• Problem:
Search the records for the word "изменяет" and report each line that has it.

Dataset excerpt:
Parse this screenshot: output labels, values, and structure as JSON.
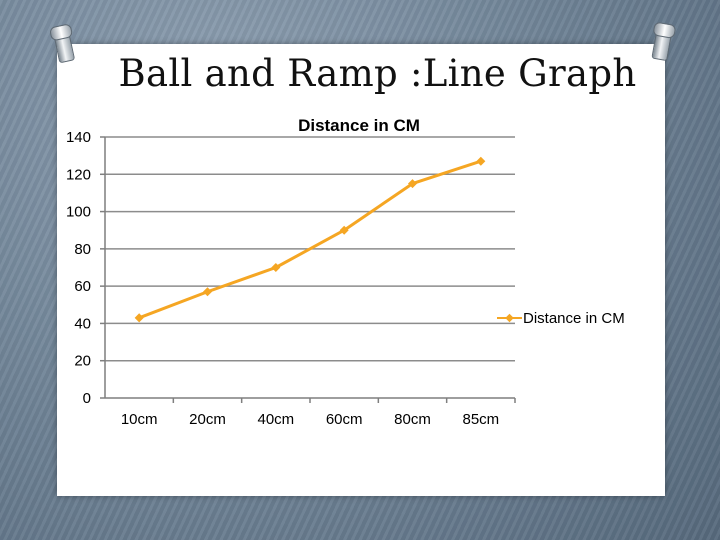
{
  "slide": {
    "title": "Ball and Ramp :Line Graph"
  },
  "chart_data": {
    "type": "line",
    "title": "Distance in CM",
    "categories": [
      "10cm",
      "20cm",
      "40cm",
      "60cm",
      "80cm",
      "85cm"
    ],
    "series": [
      {
        "name": "Distance in CM",
        "values": [
          43,
          57,
          70,
          90,
          115,
          127
        ],
        "color": "#f5a623"
      }
    ],
    "ylim": [
      0,
      140
    ],
    "yticks": [
      "0",
      "20",
      "40",
      "60",
      "80",
      "100",
      "120",
      "140"
    ],
    "xlabel": "",
    "ylabel": "",
    "grid": true,
    "legend": "right"
  }
}
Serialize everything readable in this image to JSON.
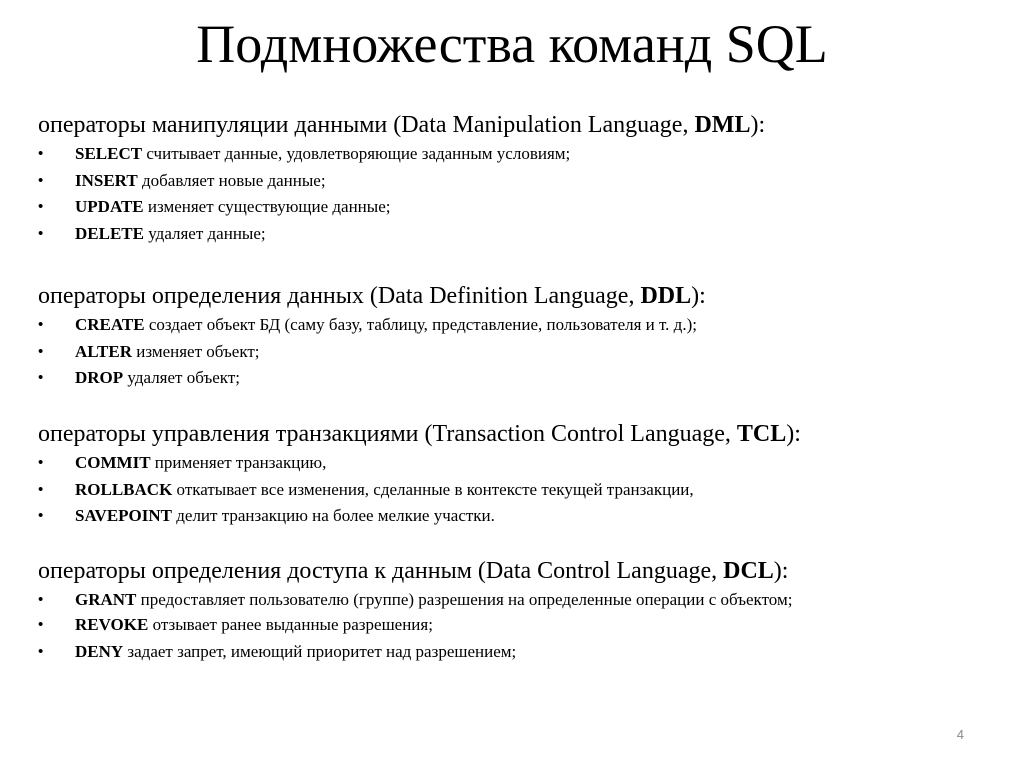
{
  "title": "Подмножества команд SQL",
  "sections": [
    {
      "heading_prefix": "операторы манипуляции данными (Data Manipulation Language, ",
      "heading_abbr": "DML",
      "heading_suffix": "):",
      "items": [
        {
          "bullet": "•",
          "keyword": "SELECT",
          "text": " считывает данные, удовлетворяющие заданным условиям;"
        },
        {
          "bullet": "•",
          "keyword": "INSERT",
          "text": " добавляет новые данные;"
        },
        {
          "bullet": "•",
          "keyword": "UPDATE",
          "text": " изменяет существующие данные;"
        },
        {
          "bullet": "•",
          "keyword": "DELETE",
          "text": " удаляет данные;"
        }
      ]
    },
    {
      "heading_prefix": "операторы определения данных (Data Definition Language, ",
      "heading_abbr": "DDL",
      "heading_suffix": "):",
      "items": [
        {
          "bullet": "•",
          "keyword": "CREATE",
          "text": " создает объект БД (саму базу, таблицу, представление, пользователя и т. д.);"
        },
        {
          "bullet": "•",
          "keyword": "ALTER",
          "text": " изменяет объект;"
        },
        {
          "bullet": "•",
          "keyword": "DROP",
          "text": " удаляет объект;"
        }
      ]
    },
    {
      "heading_prefix": "операторы управления транзакциями (Transaction Control Language, ",
      "heading_abbr": "TCL",
      "heading_suffix": "):",
      "items": [
        {
          "bullet": "•",
          "keyword": "COMMIT",
          "text": " применяет транзакцию,"
        },
        {
          "bullet": "•",
          "keyword": "ROLLBACK",
          "text": " откатывает все изменения, сделанные в контексте текущей транзакции,"
        },
        {
          "bullet": "•",
          "keyword": "SAVEPOINT",
          "text": " делит транзакцию на более мелкие участки."
        }
      ]
    },
    {
      "heading_prefix": "операторы определения доступа к данным (Data Control Language, ",
      "heading_abbr": "DCL",
      "heading_suffix": "):",
      "items": [
        {
          "bullet": "•",
          "keyword": "GRANT",
          "text": " предоставляет пользователю (группе) разрешения на определенные операции с объектом;"
        },
        {
          "bullet": "•",
          "keyword": "REVOKE",
          "text": " отзывает ранее выданные разрешения;"
        },
        {
          "bullet": "•",
          "keyword": "DENY",
          "text": " задает запрет, имеющий приоритет над разрешением;"
        }
      ]
    }
  ],
  "page_number": "4"
}
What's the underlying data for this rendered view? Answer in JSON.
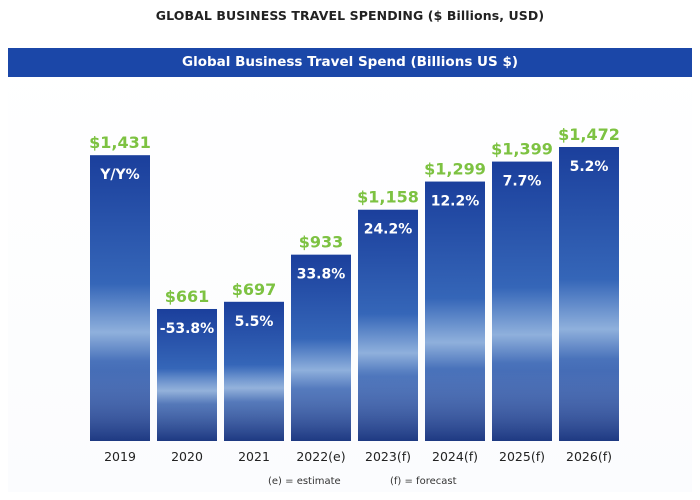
{
  "page_title": "GLOBAL BUSINESS TRAVEL SPENDING ($ Billions, USD)",
  "footnotes": {
    "estimate": "(e) = estimate",
    "forecast": "(f) = forecast"
  },
  "colors": {
    "banner": "#1b47a8",
    "value_label": "#7dc242",
    "bar_top": "#1b3f9c",
    "bar_bottom": "#5a86c9",
    "bar_text": "#ffffff"
  },
  "chart_data": {
    "type": "bar",
    "title": "Global Business Travel Spend (Billions US $)",
    "xlabel": "",
    "ylabel": "",
    "categories": [
      "2019",
      "2020",
      "2021",
      "2022(e)",
      "2023(f)",
      "2024(f)",
      "2025(f)",
      "2026(f)"
    ],
    "values": [
      1431,
      661,
      697,
      933,
      1158,
      1299,
      1399,
      1472
    ],
    "value_labels": [
      "$1,431",
      "$661",
      "$697",
      "$933",
      "$1,158",
      "$1,299",
      "$1,399",
      "$1,472"
    ],
    "yoy_labels": [
      "Y/Y%",
      "-53.8%",
      "5.5%",
      "33.8%",
      "24.2%",
      "12.2%",
      "7.7%",
      "5.2%"
    ],
    "ylim": [
      0,
      1472
    ],
    "grid": false,
    "legend": "none"
  }
}
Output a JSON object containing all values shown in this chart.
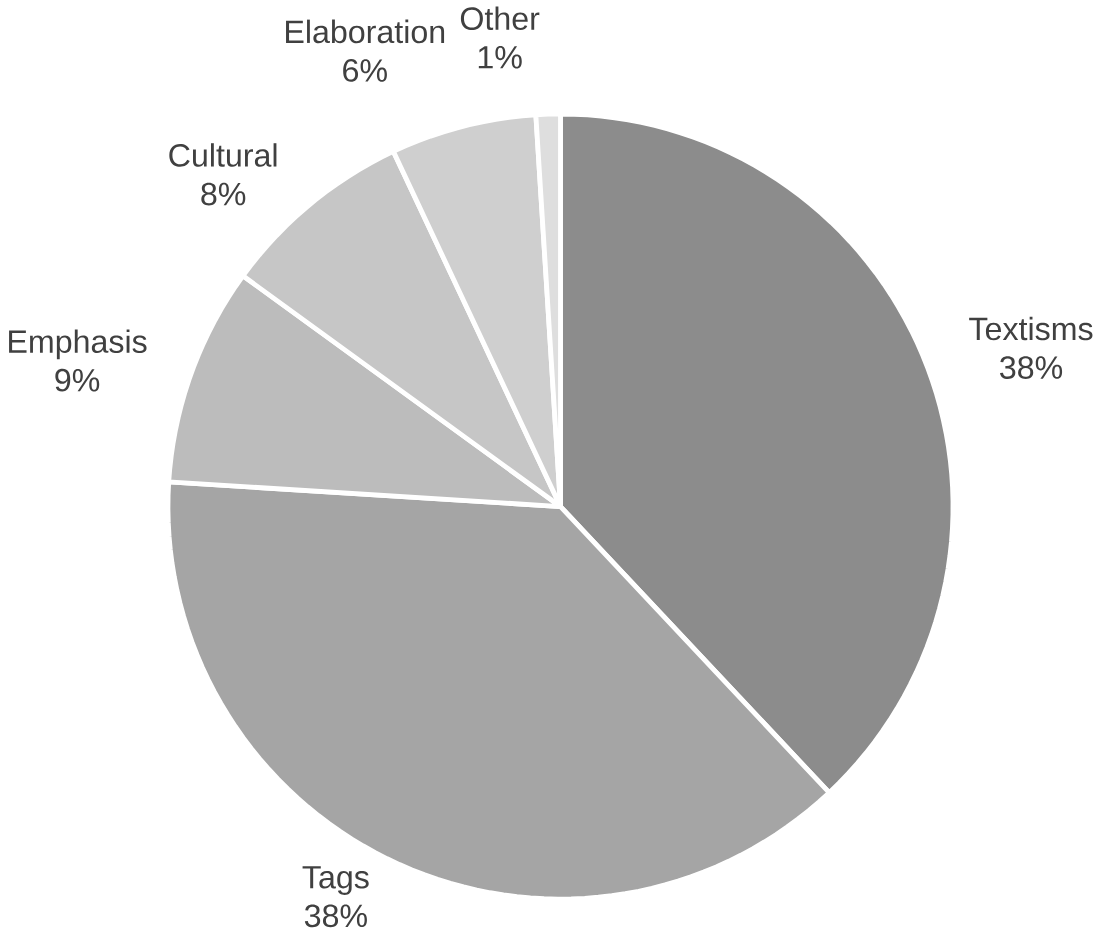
{
  "chart_data": {
    "type": "pie",
    "categories": [
      "Textisms",
      "Tags",
      "Emphasis",
      "Cultural",
      "Elaboration",
      "Other"
    ],
    "values": [
      38,
      38,
      9,
      8,
      6,
      1
    ],
    "value_labels": [
      "38%",
      "38%",
      "9%",
      "8%",
      "6%",
      "1%"
    ],
    "colors": [
      "#8c8c8c",
      "#a5a5a5",
      "#bcbcbc",
      "#c6c6c6",
      "#cfcfcf",
      "#dedede"
    ]
  }
}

• Response:
          "text": " изменяет существующие данные;"
          "text": " изменяет объект;"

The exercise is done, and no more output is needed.